**EXERCISE:** Starting from the line containing "Convert this screenshot", write out every remaining line exactly, the last one included.

(Stored data entries)
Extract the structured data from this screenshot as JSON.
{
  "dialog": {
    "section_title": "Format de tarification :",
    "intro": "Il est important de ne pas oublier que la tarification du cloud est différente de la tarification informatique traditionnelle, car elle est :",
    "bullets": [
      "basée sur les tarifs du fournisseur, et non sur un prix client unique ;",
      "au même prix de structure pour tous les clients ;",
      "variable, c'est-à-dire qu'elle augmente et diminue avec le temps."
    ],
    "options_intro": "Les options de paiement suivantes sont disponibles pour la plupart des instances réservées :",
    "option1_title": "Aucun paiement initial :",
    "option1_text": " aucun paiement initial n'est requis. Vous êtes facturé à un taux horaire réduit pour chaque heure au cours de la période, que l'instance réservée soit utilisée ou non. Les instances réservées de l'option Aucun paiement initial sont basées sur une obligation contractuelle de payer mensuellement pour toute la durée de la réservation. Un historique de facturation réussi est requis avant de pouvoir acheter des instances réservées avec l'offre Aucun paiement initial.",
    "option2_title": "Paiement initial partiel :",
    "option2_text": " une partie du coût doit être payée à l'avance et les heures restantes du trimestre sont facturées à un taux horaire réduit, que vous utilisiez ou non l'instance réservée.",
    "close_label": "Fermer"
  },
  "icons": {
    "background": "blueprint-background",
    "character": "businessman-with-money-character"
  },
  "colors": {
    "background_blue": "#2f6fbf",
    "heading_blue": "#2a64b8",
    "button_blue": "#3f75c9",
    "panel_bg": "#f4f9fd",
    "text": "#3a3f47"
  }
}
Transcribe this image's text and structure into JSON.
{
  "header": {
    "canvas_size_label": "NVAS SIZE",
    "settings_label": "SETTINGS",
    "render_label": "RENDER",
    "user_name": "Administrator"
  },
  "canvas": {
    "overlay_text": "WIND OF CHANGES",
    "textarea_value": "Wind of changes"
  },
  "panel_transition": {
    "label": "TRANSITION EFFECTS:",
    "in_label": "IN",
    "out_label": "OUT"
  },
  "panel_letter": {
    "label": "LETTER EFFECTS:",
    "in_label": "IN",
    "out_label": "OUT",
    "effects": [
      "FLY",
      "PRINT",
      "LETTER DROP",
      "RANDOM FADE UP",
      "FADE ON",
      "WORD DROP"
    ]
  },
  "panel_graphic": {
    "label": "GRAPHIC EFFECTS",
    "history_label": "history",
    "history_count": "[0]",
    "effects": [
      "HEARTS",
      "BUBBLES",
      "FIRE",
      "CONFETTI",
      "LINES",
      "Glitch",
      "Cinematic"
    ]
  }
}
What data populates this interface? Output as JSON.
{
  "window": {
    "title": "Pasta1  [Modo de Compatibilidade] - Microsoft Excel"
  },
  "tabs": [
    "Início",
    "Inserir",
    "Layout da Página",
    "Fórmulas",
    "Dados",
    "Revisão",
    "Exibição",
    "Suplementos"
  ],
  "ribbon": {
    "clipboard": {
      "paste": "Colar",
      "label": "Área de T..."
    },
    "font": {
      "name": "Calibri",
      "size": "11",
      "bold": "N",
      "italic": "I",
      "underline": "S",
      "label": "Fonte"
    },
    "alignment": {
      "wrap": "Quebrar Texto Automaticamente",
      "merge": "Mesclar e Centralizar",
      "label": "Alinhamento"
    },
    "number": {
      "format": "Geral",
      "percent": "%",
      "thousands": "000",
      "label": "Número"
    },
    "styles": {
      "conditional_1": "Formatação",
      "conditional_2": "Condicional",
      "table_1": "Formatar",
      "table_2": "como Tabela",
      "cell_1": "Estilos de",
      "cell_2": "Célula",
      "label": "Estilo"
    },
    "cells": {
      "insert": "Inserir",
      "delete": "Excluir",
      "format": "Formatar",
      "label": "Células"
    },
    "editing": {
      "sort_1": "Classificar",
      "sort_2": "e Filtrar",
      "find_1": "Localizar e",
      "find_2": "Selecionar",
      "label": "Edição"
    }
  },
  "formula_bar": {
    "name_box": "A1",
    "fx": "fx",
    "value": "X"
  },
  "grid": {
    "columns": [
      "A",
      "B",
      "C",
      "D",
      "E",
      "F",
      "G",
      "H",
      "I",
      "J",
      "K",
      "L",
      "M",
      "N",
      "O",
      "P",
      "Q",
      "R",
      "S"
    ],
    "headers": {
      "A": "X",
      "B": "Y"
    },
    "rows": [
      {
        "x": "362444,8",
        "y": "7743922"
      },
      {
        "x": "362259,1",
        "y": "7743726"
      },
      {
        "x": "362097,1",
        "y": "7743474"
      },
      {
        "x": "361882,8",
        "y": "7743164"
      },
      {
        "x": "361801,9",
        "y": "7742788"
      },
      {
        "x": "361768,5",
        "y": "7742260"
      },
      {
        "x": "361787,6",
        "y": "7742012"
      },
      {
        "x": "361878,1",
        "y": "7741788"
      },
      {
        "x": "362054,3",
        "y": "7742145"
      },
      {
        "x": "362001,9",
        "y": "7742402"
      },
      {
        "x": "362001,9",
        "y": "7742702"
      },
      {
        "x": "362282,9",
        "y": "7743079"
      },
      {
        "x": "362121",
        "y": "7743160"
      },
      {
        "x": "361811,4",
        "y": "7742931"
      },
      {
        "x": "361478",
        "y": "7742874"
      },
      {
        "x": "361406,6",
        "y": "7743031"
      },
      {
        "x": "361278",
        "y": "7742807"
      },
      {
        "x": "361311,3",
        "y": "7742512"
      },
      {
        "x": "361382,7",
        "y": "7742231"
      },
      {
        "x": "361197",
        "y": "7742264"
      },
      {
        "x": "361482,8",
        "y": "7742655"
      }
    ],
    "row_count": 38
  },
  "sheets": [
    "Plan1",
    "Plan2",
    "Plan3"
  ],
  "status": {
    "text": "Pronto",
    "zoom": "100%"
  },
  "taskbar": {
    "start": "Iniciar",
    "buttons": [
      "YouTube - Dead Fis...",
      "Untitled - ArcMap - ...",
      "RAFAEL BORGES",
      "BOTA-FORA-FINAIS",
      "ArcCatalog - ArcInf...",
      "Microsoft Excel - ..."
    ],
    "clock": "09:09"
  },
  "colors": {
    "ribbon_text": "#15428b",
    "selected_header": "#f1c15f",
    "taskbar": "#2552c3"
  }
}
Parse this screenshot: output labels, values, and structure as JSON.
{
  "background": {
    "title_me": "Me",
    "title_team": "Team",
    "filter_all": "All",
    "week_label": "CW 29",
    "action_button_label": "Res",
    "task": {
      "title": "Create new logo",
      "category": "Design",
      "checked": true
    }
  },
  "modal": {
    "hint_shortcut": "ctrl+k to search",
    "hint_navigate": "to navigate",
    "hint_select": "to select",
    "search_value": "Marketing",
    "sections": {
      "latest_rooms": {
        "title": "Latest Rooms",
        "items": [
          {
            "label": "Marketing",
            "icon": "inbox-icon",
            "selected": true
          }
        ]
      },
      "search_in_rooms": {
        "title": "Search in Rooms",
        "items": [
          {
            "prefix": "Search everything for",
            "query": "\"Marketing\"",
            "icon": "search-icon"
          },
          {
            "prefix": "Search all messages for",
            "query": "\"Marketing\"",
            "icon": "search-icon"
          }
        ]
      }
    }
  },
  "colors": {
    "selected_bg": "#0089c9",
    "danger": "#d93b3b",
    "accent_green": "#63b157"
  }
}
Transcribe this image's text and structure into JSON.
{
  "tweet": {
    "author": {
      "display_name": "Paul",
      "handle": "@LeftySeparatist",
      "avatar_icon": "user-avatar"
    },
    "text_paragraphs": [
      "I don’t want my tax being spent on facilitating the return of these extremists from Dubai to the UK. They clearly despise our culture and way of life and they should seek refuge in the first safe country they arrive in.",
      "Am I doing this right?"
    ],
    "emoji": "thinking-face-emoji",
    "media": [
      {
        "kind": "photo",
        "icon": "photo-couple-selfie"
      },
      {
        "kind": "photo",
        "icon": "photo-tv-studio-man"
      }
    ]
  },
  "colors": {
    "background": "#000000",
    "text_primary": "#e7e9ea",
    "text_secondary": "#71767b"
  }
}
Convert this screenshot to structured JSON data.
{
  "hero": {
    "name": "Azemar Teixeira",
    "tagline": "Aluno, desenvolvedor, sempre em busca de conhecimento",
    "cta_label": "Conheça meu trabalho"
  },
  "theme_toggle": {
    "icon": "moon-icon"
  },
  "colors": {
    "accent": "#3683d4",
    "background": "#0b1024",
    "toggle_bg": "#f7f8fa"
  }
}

**THE SOLUTION:**
Convert this screenshot to structured JSON data.
{
  "hero": {
    "name": "Azemar Teixeira",
    "tagline": "Aluno, desenvolvedor, sempre em busca de conhecimento",
    "cta_label": "Conheça meu trabalho"
  },
  "theme_toggle": {
    "icon": "moon-icon"
  },
  "colors": {
    "accent": "#3683d4",
    "background": "#0b1024",
    "toggle_bg": "#f7f8fa"
  }
}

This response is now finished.